'''
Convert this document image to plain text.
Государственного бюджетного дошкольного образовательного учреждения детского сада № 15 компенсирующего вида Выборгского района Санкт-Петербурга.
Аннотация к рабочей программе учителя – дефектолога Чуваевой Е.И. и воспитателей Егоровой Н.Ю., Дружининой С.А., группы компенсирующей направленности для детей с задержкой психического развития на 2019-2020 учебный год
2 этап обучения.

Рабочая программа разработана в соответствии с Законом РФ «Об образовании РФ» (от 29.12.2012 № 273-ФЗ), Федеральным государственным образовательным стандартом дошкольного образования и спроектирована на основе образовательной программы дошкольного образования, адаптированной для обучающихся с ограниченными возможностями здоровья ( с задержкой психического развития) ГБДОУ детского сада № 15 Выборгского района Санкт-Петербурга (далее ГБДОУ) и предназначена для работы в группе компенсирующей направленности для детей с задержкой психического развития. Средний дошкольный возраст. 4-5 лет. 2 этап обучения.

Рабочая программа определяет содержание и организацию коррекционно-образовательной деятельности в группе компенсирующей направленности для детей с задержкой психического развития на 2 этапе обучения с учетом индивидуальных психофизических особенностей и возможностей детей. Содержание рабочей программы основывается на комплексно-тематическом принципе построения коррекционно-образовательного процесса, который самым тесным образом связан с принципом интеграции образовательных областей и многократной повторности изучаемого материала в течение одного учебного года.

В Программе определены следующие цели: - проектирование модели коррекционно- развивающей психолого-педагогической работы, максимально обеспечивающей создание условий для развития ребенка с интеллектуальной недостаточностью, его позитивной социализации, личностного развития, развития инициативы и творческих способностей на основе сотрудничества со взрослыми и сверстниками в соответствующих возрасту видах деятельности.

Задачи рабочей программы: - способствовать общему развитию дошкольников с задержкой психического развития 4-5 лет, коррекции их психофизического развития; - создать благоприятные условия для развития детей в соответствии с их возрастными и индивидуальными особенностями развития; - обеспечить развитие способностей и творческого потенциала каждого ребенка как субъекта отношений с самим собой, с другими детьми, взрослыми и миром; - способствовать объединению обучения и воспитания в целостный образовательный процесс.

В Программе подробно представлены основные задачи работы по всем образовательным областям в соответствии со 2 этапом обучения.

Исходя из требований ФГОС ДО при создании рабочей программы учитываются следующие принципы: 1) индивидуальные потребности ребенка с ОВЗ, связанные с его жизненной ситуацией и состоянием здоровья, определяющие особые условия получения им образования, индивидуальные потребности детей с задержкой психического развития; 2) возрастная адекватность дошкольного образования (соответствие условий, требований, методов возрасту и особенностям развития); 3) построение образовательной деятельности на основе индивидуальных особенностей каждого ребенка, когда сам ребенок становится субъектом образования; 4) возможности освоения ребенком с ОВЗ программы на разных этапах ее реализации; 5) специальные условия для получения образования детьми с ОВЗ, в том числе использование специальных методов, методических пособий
'''
EXERCISE REQUIREMENTS: Retype the entries one by one, exactly.

RESULT BELOW:
Convert this document image to plain text.
Государственного бюджетного дошкольного образовательного учреждения детского сада № 15 компенсирующего вида Выборгского района Санкт-Петербурга.
Аннотация к рабочей программе учителя – дефектолога Чуваевой Е.И. и воспитателей Егоровой Н.Ю., Дружининой С.А., группы компенсирующей направленности для детей с задержкой психического развития на 2019-2020 учебный год
2 этап обучения.

Рабочая программа разработана в соответствии с Законом РФ «Об образовании РФ» (от 29.12.2012 № 273-ФЗ), Федеральным государственным образовательным стандартом дошкольного образования и спроектирована на основе образовательной программы дошкольного образования, адаптированной для обучающихся с ограниченными возможностями здоровья ( с задержкой психического развития) ГБДОУ детского сада № 15 Выборгского района Санкт-Петербурга (далее ГБДОУ) и предназначена для работы в группе компенсирующей направленности для детей с задержкой психического развития. Средний дошкольный возраст. 4-5 лет. 2 этап обучения.

Рабочая программа определяет содержание и организацию коррекционно-образовательной деятельности в группе компенсирующей направленности для детей с задержкой психического развития на 2 этапе обучения с учетом индивидуальных психофизических особенностей и возможностей детей. Содержание рабочей программы основывается на комплексно-тематическом принципе построения коррекционно-образовательного процесса, который самым тесным образом связан с принципом интеграции образовательных областей и многократной повторности изучаемого материала в течение одного учебного года.

В Программе определены следующие цели: - проектирование модели коррекционно- развивающей психолого-педагогической работы, максимально обеспечивающей создание условий для развития ребенка с интеллектуальной недостаточностью, его позитивной социализации, личностного развития, развития инициативы и творческих способностей на основе сотрудничества со взрослыми и сверстниками в соответствующих возрасту видах деятельности.

Задачи рабочей программы: - способствовать общему развитию дошкольников с задержкой психического развития 4-5 лет, коррекции их психофизического развития; - создать благоприятные условия для развития детей в соответствии с их возрастными и индивидуальными особенностями развития; - обеспечить развитие способностей и творческого потенциала каждого ребенка как субъекта отношений с самим собой, с другими детьми, взрослыми и миром; - способствовать объединению обучения и воспитания в целостный образовательный процесс.

В Программе подробно представлены основные задачи работы по всем образовательным областям в соответствии со 2 этапом обучения.

Исходя из требований ФГОС ДО при создании рабочей программы учитываются следующие принципы: 1) индивидуальные потребности ребенка с ОВЗ, связанные с его жизненной ситуацией и состоянием здоровья, определяющие особые условия получения им образования, индивидуальные потребности детей с задержкой психического развития; 2) возрастная адекватность дошкольного образования (соответствие условий, требований, методов возрасту и особенностям развития); 3) построение образовательной деятельности на основе индивидуальных особенностей каждого ребенка, когда сам ребенок становится субъектом образования; 4) возможности освоения ребенком с ОВЗ программы на разных этапах ее реализации; 5) специальные условия для получения образования детьми с ОВЗ, в том числе использование специальных методов, методических пособий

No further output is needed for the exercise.